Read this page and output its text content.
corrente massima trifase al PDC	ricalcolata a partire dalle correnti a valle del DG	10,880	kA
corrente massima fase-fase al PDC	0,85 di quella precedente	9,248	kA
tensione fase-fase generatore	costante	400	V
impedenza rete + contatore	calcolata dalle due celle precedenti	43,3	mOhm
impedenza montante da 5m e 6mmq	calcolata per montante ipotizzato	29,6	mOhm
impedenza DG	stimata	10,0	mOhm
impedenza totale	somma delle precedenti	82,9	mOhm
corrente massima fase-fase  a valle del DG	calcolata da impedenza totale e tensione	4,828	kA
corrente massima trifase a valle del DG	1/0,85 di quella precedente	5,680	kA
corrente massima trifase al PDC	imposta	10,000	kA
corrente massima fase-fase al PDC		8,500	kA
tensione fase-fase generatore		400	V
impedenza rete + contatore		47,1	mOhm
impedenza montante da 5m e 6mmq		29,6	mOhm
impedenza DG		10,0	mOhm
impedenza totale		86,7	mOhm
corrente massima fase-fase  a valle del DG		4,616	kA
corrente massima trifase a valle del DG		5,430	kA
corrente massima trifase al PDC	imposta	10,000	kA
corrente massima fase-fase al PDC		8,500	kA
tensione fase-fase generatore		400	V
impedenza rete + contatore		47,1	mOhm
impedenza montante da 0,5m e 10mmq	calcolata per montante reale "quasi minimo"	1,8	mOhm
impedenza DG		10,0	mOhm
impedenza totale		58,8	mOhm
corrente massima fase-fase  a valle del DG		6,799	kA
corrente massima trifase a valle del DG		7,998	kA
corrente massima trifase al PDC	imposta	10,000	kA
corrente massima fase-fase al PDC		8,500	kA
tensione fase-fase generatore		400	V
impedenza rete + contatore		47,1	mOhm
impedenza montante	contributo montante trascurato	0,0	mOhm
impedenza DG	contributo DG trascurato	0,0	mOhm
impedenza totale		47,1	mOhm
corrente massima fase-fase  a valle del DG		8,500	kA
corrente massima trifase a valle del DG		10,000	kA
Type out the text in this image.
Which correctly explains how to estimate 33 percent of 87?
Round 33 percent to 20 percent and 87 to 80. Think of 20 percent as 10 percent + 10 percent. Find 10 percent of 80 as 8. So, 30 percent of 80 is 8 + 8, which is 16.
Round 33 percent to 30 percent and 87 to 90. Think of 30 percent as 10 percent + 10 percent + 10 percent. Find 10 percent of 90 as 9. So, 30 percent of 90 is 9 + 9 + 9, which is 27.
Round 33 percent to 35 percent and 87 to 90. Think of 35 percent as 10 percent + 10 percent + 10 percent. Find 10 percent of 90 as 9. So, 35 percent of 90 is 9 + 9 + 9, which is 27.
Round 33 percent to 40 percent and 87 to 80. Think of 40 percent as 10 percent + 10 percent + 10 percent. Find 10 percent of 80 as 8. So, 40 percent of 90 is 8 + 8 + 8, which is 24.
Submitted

========================================================================

## Exercise
Exactly and exclusively, repeat the lines from the line that contains "Type out the text in this image." through the end of the records, both ends included.

## Result below
Type out the text in this image.
Which correctly explains how to estimate 33 percent of 87?
Round 33 percent to 20 percent and 87 to 80. Think of 20 percent as 10 percent + 10 percent. Find 10 percent of 80 as 8. So, 30 percent of 80 is 8 + 8, which is 16.
Round 33 percent to 30 percent and 87 to 90. Think of 30 percent as 10 percent + 10 percent + 10 percent. Find 10 percent of 90 as 9. So, 30 percent of 90 is 9 + 9 + 9, which is 27.
Round 33 percent to 35 percent and 87 to 90. Think of 35 percent as 10 percent + 10 percent + 10 percent. Find 10 percent of 90 as 9. So, 35 percent of 90 is 9 + 9 + 9, which is 27.
Round 33 percent to 40 percent and 87 to 80. Think of 40 percent as 10 percent + 10 percent + 10 percent. Find 10 percent of 80 as 8. So, 40 percent of 90 is 8 + 8 + 8, which is 24.
Submitted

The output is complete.